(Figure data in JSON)
=======
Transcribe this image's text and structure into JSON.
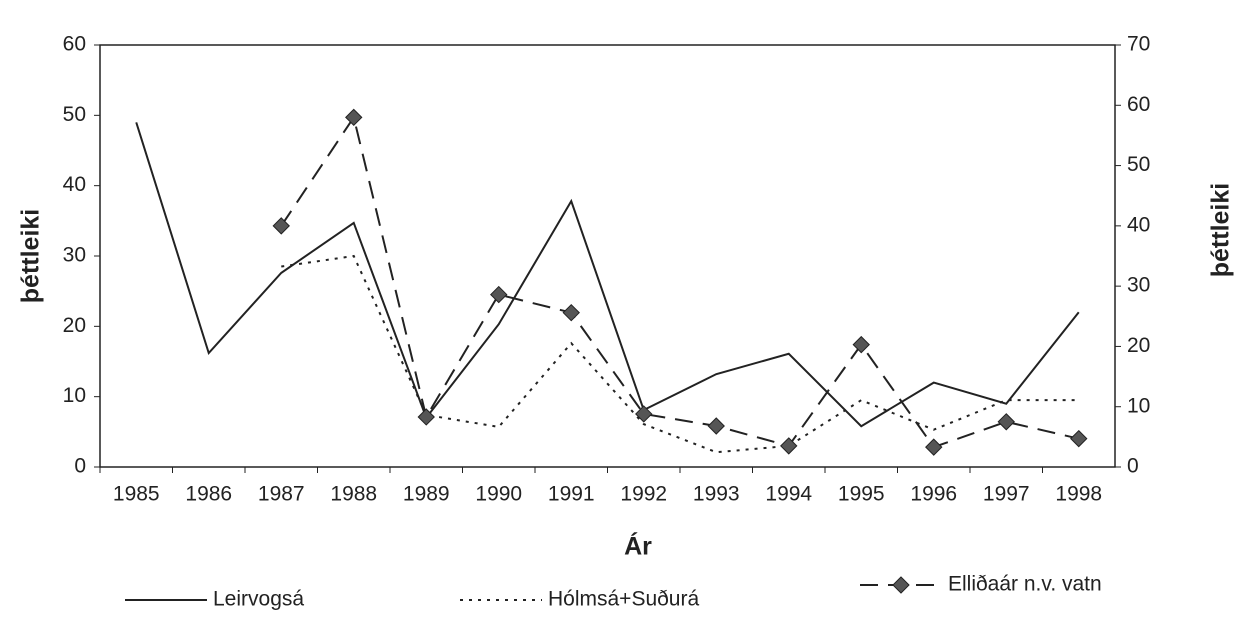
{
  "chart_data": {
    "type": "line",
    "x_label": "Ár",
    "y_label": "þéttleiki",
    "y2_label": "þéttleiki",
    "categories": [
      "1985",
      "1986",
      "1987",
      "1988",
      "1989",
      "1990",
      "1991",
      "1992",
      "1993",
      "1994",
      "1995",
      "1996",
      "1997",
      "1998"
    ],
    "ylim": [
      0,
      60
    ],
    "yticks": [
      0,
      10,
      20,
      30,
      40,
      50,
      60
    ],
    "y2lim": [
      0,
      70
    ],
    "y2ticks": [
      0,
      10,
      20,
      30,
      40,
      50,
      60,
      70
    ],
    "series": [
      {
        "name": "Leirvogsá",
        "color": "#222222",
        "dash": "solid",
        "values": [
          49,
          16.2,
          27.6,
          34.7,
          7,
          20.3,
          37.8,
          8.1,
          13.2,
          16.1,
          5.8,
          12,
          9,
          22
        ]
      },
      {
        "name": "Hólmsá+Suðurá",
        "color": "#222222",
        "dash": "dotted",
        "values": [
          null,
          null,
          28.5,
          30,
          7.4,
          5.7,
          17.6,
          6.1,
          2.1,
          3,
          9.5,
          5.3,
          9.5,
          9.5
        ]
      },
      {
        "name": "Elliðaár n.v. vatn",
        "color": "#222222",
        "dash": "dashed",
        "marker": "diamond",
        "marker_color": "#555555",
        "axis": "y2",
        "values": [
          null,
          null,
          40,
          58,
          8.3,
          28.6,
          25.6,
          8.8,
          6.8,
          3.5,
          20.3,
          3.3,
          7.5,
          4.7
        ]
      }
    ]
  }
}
=======
- [Goal]
Every line of the records that includes the word "þéttleiki" should be gathered.

- [Solved exercise]
    "y_label": "þéttleiki",
    "y2_label": "þéttleiki",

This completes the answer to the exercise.